EXERCISE AIM:
What follows is a set of records; repeat all of them exactly.

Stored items
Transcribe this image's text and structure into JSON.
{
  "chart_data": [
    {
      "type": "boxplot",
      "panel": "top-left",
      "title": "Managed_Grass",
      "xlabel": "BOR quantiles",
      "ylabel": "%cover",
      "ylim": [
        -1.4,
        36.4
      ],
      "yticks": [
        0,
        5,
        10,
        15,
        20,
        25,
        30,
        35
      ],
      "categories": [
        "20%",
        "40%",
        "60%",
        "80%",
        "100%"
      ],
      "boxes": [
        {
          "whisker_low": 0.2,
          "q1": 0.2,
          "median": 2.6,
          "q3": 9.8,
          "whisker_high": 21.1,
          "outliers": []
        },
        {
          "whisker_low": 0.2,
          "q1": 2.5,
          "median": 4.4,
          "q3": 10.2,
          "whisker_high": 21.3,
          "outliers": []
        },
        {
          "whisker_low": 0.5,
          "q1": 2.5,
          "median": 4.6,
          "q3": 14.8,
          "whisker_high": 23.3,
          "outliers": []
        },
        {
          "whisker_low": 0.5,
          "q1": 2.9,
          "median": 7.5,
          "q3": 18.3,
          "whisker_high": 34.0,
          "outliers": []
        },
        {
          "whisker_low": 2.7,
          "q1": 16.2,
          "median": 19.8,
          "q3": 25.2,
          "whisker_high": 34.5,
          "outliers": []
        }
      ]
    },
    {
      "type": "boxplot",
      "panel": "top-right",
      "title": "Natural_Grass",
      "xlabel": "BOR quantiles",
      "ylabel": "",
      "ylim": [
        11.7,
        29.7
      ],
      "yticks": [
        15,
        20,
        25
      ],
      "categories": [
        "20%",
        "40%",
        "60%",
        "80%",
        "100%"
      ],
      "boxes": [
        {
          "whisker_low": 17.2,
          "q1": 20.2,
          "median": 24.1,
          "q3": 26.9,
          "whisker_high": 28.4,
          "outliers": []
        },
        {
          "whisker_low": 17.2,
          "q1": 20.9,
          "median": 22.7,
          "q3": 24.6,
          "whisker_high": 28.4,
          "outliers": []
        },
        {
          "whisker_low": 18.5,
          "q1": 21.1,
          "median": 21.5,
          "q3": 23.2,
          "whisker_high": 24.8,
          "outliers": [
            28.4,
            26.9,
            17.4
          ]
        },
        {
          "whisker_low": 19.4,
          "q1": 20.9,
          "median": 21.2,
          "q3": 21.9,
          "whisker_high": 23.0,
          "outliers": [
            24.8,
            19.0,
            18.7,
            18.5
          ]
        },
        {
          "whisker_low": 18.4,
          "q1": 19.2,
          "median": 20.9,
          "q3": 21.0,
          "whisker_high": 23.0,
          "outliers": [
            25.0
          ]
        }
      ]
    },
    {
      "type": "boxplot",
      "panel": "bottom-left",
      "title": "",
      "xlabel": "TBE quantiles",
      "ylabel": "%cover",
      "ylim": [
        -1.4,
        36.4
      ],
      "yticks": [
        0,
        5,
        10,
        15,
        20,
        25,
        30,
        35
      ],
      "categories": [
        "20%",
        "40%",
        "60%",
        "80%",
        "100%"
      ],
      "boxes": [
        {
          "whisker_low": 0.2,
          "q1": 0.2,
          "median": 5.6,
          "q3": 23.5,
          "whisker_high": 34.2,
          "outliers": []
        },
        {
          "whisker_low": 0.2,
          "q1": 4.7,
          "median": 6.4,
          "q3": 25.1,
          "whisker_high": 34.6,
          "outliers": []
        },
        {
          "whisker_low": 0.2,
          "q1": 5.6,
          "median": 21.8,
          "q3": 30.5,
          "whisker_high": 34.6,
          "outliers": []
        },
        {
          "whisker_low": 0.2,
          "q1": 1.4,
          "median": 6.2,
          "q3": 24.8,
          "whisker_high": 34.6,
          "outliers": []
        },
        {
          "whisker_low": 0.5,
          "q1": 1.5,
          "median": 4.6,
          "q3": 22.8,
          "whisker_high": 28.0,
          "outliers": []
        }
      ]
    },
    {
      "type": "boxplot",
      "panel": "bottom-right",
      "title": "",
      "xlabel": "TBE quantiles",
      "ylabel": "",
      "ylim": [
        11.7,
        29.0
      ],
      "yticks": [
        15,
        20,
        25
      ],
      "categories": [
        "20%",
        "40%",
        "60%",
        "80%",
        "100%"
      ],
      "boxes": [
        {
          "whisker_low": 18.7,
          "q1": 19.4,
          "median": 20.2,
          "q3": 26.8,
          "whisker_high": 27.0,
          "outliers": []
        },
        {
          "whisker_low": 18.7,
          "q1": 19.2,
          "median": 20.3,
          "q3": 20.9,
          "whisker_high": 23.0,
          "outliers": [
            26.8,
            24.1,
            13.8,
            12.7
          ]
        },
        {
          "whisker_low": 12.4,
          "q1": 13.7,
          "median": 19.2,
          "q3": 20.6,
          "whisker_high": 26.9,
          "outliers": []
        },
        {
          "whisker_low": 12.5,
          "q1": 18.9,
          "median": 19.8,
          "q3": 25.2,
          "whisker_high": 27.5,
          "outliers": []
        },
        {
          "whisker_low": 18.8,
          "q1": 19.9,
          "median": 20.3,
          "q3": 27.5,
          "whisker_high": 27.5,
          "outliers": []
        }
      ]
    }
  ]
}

RESPONSE TO THE TASK:
Transcribe this image's text and structure into JSON.
{
  "chart_data": [
    {
      "type": "boxplot",
      "panel": "top-left",
      "title": "Managed_Grass",
      "xlabel": "BOR quantiles",
      "ylabel": "%cover",
      "ylim": [
        -1.4,
        36.4
      ],
      "yticks": [
        0,
        5,
        10,
        15,
        20,
        25,
        30,
        35
      ],
      "categories": [
        "20%",
        "40%",
        "60%",
        "80%",
        "100%"
      ],
      "boxes": [
        {
          "whisker_low": 0.2,
          "q1": 0.2,
          "median": 2.6,
          "q3": 9.8,
          "whisker_high": 21.1,
          "outliers": []
        },
        {
          "whisker_low": 0.2,
          "q1": 2.5,
          "median": 4.4,
          "q3": 10.2,
          "whisker_high": 21.3,
          "outliers": []
        },
        {
          "whisker_low": 0.5,
          "q1": 2.5,
          "median": 4.6,
          "q3": 14.8,
          "whisker_high": 23.3,
          "outliers": []
        },
        {
          "whisker_low": 0.5,
          "q1": 2.9,
          "median": 7.5,
          "q3": 18.3,
          "whisker_high": 34.0,
          "outliers": []
        },
        {
          "whisker_low": 2.7,
          "q1": 16.2,
          "median": 19.8,
          "q3": 25.2,
          "whisker_high": 34.5,
          "outliers": []
        }
      ]
    },
    {
      "type": "boxplot",
      "panel": "top-right",
      "title": "Natural_Grass",
      "xlabel": "BOR quantiles",
      "ylabel": "",
      "ylim": [
        11.7,
        29.7
      ],
      "yticks": [
        15,
        20,
        25
      ],
      "categories": [
        "20%",
        "40%",
        "60%",
        "80%",
        "100%"
      ],
      "boxes": [
        {
          "whisker_low": 17.2,
          "q1": 20.2,
          "median": 24.1,
          "q3": 26.9,
          "whisker_high": 28.4,
          "outliers": []
        },
        {
          "whisker_low": 17.2,
          "q1": 20.9,
          "median": 22.7,
          "q3": 24.6,
          "whisker_high": 28.4,
          "outliers": []
        },
        {
          "whisker_low": 18.5,
          "q1": 21.1,
          "median": 21.5,
          "q3": 23.2,
          "whisker_high": 24.8,
          "outliers": [
            28.4,
            26.9,
            17.4
          ]
        },
        {
          "whisker_low": 19.4,
          "q1": 20.9,
          "median": 21.2,
          "q3": 21.9,
          "whisker_high": 23.0,
          "outliers": [
            24.8,
            19.0,
            18.7,
            18.5
          ]
        },
        {
          "whisker_low": 18.4,
          "q1": 19.2,
          "median": 20.9,
          "q3": 21.0,
          "whisker_high": 23.0,
          "outliers": [
            25.0
          ]
        }
      ]
    },
    {
      "type": "boxplot",
      "panel": "bottom-left",
      "title": "",
      "xlabel": "TBE quantiles",
      "ylabel": "%cover",
      "ylim": [
        -1.4,
        36.4
      ],
      "yticks": [
        0,
        5,
        10,
        15,
        20,
        25,
        30,
        35
      ],
      "categories": [
        "20%",
        "40%",
        "60%",
        "80%",
        "100%"
      ],
      "boxes": [
        {
          "whisker_low": 0.2,
          "q1": 0.2,
          "median": 5.6,
          "q3": 23.5,
          "whisker_high": 34.2,
          "outliers": []
        },
        {
          "whisker_low": 0.2,
          "q1": 4.7,
          "median": 6.4,
          "q3": 25.1,
          "whisker_high": 34.6,
          "outliers": []
        },
        {
          "whisker_low": 0.2,
          "q1": 5.6,
          "median": 21.8,
          "q3": 30.5,
          "whisker_high": 34.6,
          "outliers": []
        },
        {
          "whisker_low": 0.2,
          "q1": 1.4,
          "median": 6.2,
          "q3": 24.8,
          "whisker_high": 34.6,
          "outliers": []
        },
        {
          "whisker_low": 0.5,
          "q1": 1.5,
          "median": 4.6,
          "q3": 22.8,
          "whisker_high": 28.0,
          "outliers": []
        }
      ]
    },
    {
      "type": "boxplot",
      "panel": "bottom-right",
      "title": "",
      "xlabel": "TBE quantiles",
      "ylabel": "",
      "ylim": [
        11.7,
        29.0
      ],
      "yticks": [
        15,
        20,
        25
      ],
      "categories": [
        "20%",
        "40%",
        "60%",
        "80%",
        "100%"
      ],
      "boxes": [
        {
          "whisker_low": 18.7,
          "q1": 19.4,
          "median": 20.2,
          "q3": 26.8,
          "whisker_high": 27.0,
          "outliers": []
        },
        {
          "whisker_low": 18.7,
          "q1": 19.2,
          "median": 20.3,
          "q3": 20.9,
          "whisker_high": 23.0,
          "outliers": [
            26.8,
            24.1,
            13.8,
            12.7
          ]
        },
        {
          "whisker_low": 12.4,
          "q1": 13.7,
          "median": 19.2,
          "q3": 20.6,
          "whisker_high": 26.9,
          "outliers": []
        },
        {
          "whisker_low": 12.5,
          "q1": 18.9,
          "median": 19.8,
          "q3": 25.2,
          "whisker_high": 27.5,
          "outliers": []
        },
        {
          "whisker_low": 18.8,
          "q1": 19.9,
          "median": 20.3,
          "q3": 27.5,
          "whisker_high": 27.5,
          "outliers": []
        }
      ]
    }
  ]
}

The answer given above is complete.